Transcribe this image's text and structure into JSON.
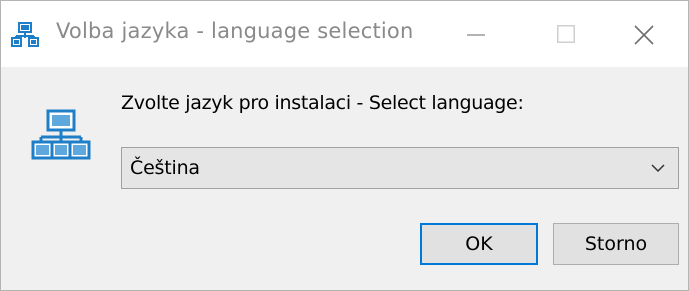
{
  "window": {
    "title": "Volba jazyka - language selection",
    "icon": "installer-network-icon",
    "controls": {
      "minimize": "minimize-icon",
      "maximize": "maximize-icon",
      "close": "close-icon"
    }
  },
  "dialog": {
    "prompt": "Zvolte jazyk pro instalaci - Select language:",
    "language_select": {
      "value": "Čeština",
      "icon": "chevron-down-icon"
    },
    "buttons": {
      "ok": "OK",
      "cancel": "Storno"
    }
  },
  "colors": {
    "accent": "#0078d7",
    "icon_blue": "#1e7fc8",
    "title_text": "#8a8a8a",
    "dialog_bg": "#f0f0f0"
  }
}
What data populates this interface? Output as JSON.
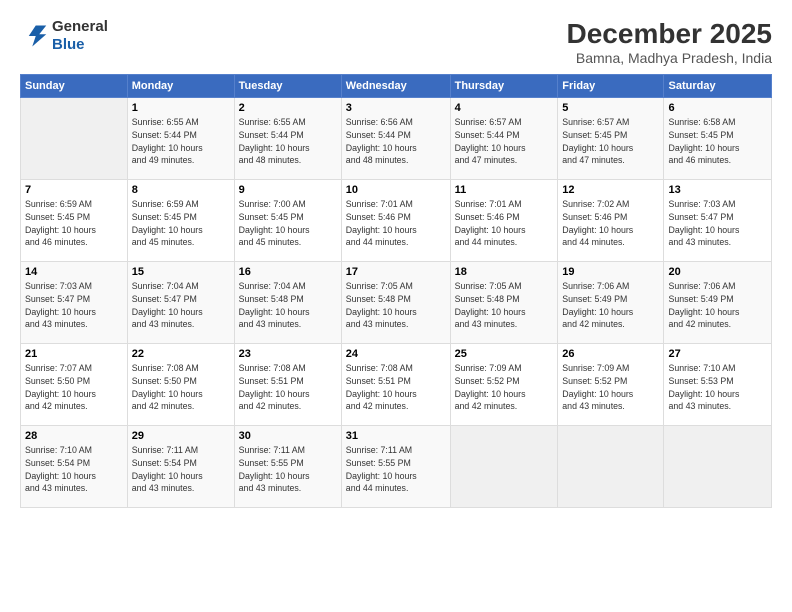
{
  "logo": {
    "line1": "General",
    "line2": "Blue"
  },
  "title": "December 2025",
  "subtitle": "Bamna, Madhya Pradesh, India",
  "days_header": [
    "Sunday",
    "Monday",
    "Tuesday",
    "Wednesday",
    "Thursday",
    "Friday",
    "Saturday"
  ],
  "weeks": [
    [
      {
        "day": "",
        "detail": ""
      },
      {
        "day": "1",
        "detail": "Sunrise: 6:55 AM\nSunset: 5:44 PM\nDaylight: 10 hours\nand 49 minutes."
      },
      {
        "day": "2",
        "detail": "Sunrise: 6:55 AM\nSunset: 5:44 PM\nDaylight: 10 hours\nand 48 minutes."
      },
      {
        "day": "3",
        "detail": "Sunrise: 6:56 AM\nSunset: 5:44 PM\nDaylight: 10 hours\nand 48 minutes."
      },
      {
        "day": "4",
        "detail": "Sunrise: 6:57 AM\nSunset: 5:44 PM\nDaylight: 10 hours\nand 47 minutes."
      },
      {
        "day": "5",
        "detail": "Sunrise: 6:57 AM\nSunset: 5:45 PM\nDaylight: 10 hours\nand 47 minutes."
      },
      {
        "day": "6",
        "detail": "Sunrise: 6:58 AM\nSunset: 5:45 PM\nDaylight: 10 hours\nand 46 minutes."
      }
    ],
    [
      {
        "day": "7",
        "detail": "Sunrise: 6:59 AM\nSunset: 5:45 PM\nDaylight: 10 hours\nand 46 minutes."
      },
      {
        "day": "8",
        "detail": "Sunrise: 6:59 AM\nSunset: 5:45 PM\nDaylight: 10 hours\nand 45 minutes."
      },
      {
        "day": "9",
        "detail": "Sunrise: 7:00 AM\nSunset: 5:45 PM\nDaylight: 10 hours\nand 45 minutes."
      },
      {
        "day": "10",
        "detail": "Sunrise: 7:01 AM\nSunset: 5:46 PM\nDaylight: 10 hours\nand 44 minutes."
      },
      {
        "day": "11",
        "detail": "Sunrise: 7:01 AM\nSunset: 5:46 PM\nDaylight: 10 hours\nand 44 minutes."
      },
      {
        "day": "12",
        "detail": "Sunrise: 7:02 AM\nSunset: 5:46 PM\nDaylight: 10 hours\nand 44 minutes."
      },
      {
        "day": "13",
        "detail": "Sunrise: 7:03 AM\nSunset: 5:47 PM\nDaylight: 10 hours\nand 43 minutes."
      }
    ],
    [
      {
        "day": "14",
        "detail": "Sunrise: 7:03 AM\nSunset: 5:47 PM\nDaylight: 10 hours\nand 43 minutes."
      },
      {
        "day": "15",
        "detail": "Sunrise: 7:04 AM\nSunset: 5:47 PM\nDaylight: 10 hours\nand 43 minutes."
      },
      {
        "day": "16",
        "detail": "Sunrise: 7:04 AM\nSunset: 5:48 PM\nDaylight: 10 hours\nand 43 minutes."
      },
      {
        "day": "17",
        "detail": "Sunrise: 7:05 AM\nSunset: 5:48 PM\nDaylight: 10 hours\nand 43 minutes."
      },
      {
        "day": "18",
        "detail": "Sunrise: 7:05 AM\nSunset: 5:48 PM\nDaylight: 10 hours\nand 43 minutes."
      },
      {
        "day": "19",
        "detail": "Sunrise: 7:06 AM\nSunset: 5:49 PM\nDaylight: 10 hours\nand 42 minutes."
      },
      {
        "day": "20",
        "detail": "Sunrise: 7:06 AM\nSunset: 5:49 PM\nDaylight: 10 hours\nand 42 minutes."
      }
    ],
    [
      {
        "day": "21",
        "detail": "Sunrise: 7:07 AM\nSunset: 5:50 PM\nDaylight: 10 hours\nand 42 minutes."
      },
      {
        "day": "22",
        "detail": "Sunrise: 7:08 AM\nSunset: 5:50 PM\nDaylight: 10 hours\nand 42 minutes."
      },
      {
        "day": "23",
        "detail": "Sunrise: 7:08 AM\nSunset: 5:51 PM\nDaylight: 10 hours\nand 42 minutes."
      },
      {
        "day": "24",
        "detail": "Sunrise: 7:08 AM\nSunset: 5:51 PM\nDaylight: 10 hours\nand 42 minutes."
      },
      {
        "day": "25",
        "detail": "Sunrise: 7:09 AM\nSunset: 5:52 PM\nDaylight: 10 hours\nand 42 minutes."
      },
      {
        "day": "26",
        "detail": "Sunrise: 7:09 AM\nSunset: 5:52 PM\nDaylight: 10 hours\nand 43 minutes."
      },
      {
        "day": "27",
        "detail": "Sunrise: 7:10 AM\nSunset: 5:53 PM\nDaylight: 10 hours\nand 43 minutes."
      }
    ],
    [
      {
        "day": "28",
        "detail": "Sunrise: 7:10 AM\nSunset: 5:54 PM\nDaylight: 10 hours\nand 43 minutes."
      },
      {
        "day": "29",
        "detail": "Sunrise: 7:11 AM\nSunset: 5:54 PM\nDaylight: 10 hours\nand 43 minutes."
      },
      {
        "day": "30",
        "detail": "Sunrise: 7:11 AM\nSunset: 5:55 PM\nDaylight: 10 hours\nand 43 minutes."
      },
      {
        "day": "31",
        "detail": "Sunrise: 7:11 AM\nSunset: 5:55 PM\nDaylight: 10 hours\nand 44 minutes."
      },
      {
        "day": "",
        "detail": ""
      },
      {
        "day": "",
        "detail": ""
      },
      {
        "day": "",
        "detail": ""
      }
    ]
  ]
}
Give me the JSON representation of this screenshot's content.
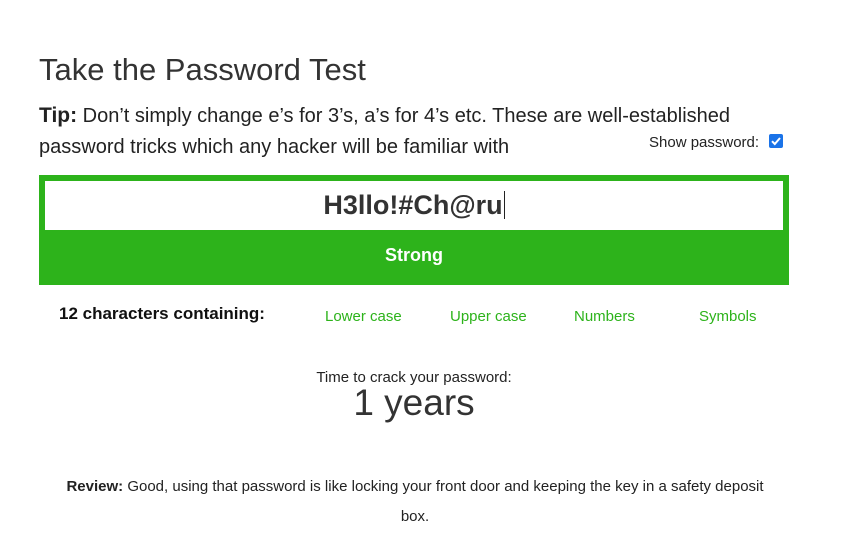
{
  "title": "Take the Password Test",
  "tip": {
    "label": "Tip:",
    "text": "Don’t simply change e’s for 3’s, a’s for 4’s etc. These are well-established password tricks which any hacker will be familiar with"
  },
  "show_password": {
    "label": "Show password:",
    "checked": true
  },
  "password": {
    "value": "H3llo!#Ch@ru"
  },
  "strength": {
    "label": "Strong",
    "color": "#2db31b"
  },
  "criteria": {
    "summary": "12 characters containing:",
    "items": [
      "Lower case",
      "Upper case",
      "Numbers",
      "Symbols"
    ]
  },
  "crack_time": {
    "label": "Time to crack your password:",
    "value": "1 years"
  },
  "review": {
    "label": "Review:",
    "text": "Good, using that password is like locking your front door and keeping the key in a safety deposit box."
  }
}
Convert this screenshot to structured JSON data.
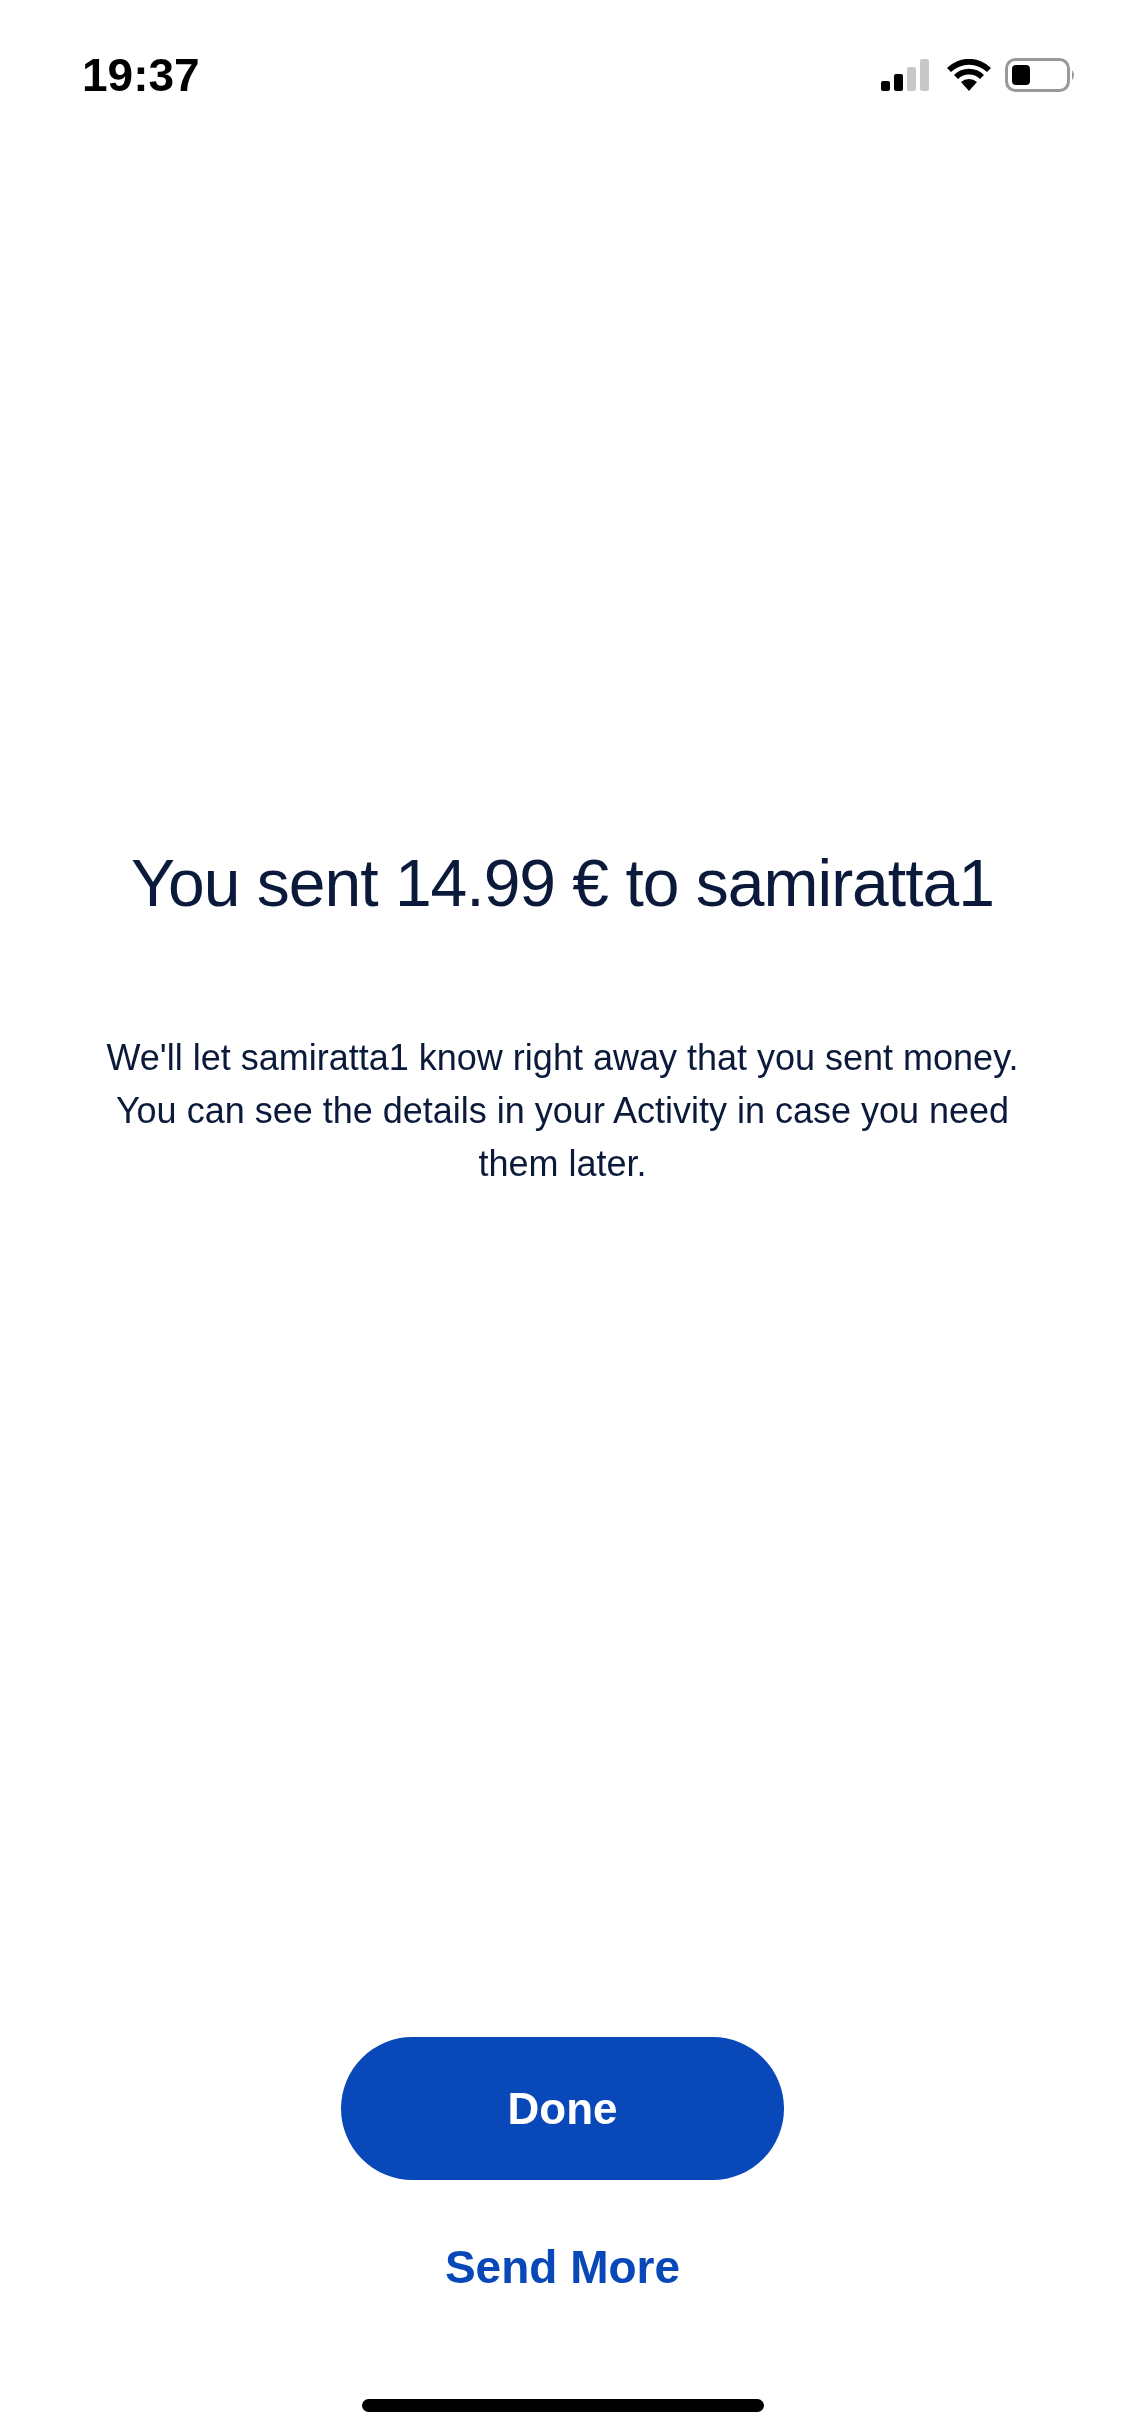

....................

Report how many lines include the word "this". Give nothing but the number.

4